● **The request**
Tell how many lines in these records contain the string "Béla", with only the number as the reply.
== Record excerpts ==
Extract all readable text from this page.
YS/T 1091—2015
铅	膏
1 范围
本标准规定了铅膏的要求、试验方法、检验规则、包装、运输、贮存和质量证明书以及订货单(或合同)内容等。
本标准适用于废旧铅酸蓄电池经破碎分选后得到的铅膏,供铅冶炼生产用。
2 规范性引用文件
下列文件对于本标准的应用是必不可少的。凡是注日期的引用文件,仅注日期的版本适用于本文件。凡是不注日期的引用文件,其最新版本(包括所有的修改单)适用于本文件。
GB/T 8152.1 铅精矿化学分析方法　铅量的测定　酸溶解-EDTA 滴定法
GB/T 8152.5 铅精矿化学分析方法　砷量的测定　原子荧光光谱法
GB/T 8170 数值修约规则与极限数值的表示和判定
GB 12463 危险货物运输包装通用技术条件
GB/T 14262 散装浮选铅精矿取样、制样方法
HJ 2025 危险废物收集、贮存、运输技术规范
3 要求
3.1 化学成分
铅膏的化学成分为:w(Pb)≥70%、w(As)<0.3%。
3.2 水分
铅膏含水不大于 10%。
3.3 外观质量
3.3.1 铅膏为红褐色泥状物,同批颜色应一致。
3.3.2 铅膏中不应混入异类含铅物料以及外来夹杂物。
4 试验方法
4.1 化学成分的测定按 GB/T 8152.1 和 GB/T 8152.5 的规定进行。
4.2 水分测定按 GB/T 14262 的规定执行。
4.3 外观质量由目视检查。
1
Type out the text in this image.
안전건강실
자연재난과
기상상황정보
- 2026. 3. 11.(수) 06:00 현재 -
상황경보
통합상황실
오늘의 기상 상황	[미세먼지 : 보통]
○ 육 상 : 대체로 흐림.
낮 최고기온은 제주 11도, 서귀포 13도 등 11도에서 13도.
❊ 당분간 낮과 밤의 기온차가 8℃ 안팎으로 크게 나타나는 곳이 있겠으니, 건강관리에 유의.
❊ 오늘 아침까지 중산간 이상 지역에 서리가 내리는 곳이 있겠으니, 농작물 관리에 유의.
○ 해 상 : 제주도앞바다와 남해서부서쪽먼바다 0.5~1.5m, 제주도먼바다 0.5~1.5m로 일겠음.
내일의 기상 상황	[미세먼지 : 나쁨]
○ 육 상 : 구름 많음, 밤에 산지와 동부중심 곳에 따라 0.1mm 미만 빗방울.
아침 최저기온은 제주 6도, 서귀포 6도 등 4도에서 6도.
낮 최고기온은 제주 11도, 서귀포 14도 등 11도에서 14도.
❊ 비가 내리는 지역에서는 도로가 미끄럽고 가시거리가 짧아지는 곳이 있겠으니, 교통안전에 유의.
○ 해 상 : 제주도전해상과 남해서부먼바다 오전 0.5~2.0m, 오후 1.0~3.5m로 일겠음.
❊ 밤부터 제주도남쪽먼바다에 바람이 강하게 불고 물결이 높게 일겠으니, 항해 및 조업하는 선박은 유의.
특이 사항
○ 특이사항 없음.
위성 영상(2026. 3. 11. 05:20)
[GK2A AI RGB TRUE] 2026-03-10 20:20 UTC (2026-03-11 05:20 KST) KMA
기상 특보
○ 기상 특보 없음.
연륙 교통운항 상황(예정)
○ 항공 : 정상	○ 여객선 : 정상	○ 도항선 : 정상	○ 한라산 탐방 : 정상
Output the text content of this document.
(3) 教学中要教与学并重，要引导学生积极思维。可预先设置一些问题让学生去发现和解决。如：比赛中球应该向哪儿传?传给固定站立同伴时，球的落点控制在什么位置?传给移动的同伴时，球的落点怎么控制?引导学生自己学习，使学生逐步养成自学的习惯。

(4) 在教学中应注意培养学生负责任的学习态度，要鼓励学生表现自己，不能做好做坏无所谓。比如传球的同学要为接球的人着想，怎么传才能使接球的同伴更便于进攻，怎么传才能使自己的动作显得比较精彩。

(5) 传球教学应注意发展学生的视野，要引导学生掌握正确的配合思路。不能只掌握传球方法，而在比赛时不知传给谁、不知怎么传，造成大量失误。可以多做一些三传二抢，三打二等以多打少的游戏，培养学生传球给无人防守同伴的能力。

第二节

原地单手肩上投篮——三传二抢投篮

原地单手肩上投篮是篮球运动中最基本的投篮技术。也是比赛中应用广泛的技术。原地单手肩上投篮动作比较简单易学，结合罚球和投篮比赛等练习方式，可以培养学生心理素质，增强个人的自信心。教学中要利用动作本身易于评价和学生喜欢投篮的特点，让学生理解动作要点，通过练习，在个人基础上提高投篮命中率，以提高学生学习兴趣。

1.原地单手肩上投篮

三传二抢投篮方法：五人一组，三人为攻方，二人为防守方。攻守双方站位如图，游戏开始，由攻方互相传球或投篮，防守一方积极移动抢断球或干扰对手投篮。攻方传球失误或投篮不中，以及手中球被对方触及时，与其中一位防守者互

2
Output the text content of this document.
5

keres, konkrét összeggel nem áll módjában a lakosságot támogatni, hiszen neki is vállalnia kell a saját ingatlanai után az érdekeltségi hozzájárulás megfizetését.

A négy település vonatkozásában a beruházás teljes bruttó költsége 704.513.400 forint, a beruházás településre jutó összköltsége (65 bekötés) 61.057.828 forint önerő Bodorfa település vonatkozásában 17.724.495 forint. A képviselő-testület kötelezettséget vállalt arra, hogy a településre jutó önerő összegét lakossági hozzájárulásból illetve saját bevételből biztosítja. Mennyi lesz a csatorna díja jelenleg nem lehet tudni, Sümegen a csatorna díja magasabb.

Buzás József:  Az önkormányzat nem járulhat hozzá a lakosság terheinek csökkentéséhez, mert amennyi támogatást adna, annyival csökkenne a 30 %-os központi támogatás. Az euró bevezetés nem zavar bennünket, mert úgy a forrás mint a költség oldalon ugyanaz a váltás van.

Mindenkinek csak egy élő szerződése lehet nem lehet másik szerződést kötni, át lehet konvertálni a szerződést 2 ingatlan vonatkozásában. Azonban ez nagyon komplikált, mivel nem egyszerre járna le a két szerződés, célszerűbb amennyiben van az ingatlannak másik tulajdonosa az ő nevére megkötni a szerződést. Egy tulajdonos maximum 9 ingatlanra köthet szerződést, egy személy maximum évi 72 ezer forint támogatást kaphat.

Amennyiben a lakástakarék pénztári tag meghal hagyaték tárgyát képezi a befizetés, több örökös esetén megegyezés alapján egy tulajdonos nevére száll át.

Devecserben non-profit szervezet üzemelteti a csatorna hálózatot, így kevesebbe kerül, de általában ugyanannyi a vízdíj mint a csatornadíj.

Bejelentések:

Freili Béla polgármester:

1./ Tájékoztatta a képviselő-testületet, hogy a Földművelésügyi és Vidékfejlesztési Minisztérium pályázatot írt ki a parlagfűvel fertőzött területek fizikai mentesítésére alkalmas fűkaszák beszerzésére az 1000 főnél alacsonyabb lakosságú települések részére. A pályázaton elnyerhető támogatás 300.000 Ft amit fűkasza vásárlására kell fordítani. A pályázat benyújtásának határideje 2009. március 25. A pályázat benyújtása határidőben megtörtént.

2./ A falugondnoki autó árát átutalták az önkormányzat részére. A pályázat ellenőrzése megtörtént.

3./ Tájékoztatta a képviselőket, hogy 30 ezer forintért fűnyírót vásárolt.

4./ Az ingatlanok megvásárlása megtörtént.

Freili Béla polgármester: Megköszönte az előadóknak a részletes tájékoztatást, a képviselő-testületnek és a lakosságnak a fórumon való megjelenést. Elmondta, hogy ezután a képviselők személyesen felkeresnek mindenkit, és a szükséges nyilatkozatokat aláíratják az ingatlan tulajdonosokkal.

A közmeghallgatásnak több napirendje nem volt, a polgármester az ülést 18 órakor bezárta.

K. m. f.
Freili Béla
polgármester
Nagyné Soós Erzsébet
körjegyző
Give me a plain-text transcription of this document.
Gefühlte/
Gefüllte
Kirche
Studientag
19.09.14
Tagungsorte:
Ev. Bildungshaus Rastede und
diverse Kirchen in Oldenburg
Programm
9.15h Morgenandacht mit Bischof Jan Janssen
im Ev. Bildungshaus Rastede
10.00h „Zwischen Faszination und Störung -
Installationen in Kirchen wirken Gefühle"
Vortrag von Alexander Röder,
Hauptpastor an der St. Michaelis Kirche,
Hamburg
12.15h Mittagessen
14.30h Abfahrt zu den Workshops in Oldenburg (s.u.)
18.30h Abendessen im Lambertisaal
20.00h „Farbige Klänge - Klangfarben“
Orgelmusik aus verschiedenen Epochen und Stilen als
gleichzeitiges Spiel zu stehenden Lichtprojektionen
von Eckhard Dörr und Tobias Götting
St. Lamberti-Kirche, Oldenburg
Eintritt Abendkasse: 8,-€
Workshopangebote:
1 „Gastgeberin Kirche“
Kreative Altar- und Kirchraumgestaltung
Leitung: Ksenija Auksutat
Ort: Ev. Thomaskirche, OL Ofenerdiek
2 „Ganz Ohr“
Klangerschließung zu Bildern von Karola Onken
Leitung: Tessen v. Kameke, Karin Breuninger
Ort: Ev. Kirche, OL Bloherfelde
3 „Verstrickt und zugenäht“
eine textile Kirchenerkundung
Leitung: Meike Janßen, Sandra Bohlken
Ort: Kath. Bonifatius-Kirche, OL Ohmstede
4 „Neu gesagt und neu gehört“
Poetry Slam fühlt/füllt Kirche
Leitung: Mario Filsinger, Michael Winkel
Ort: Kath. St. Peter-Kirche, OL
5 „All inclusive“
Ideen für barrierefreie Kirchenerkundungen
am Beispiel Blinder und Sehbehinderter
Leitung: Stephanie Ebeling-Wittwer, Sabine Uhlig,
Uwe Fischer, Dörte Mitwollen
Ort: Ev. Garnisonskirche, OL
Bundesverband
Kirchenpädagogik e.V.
===
● **Task solution**
3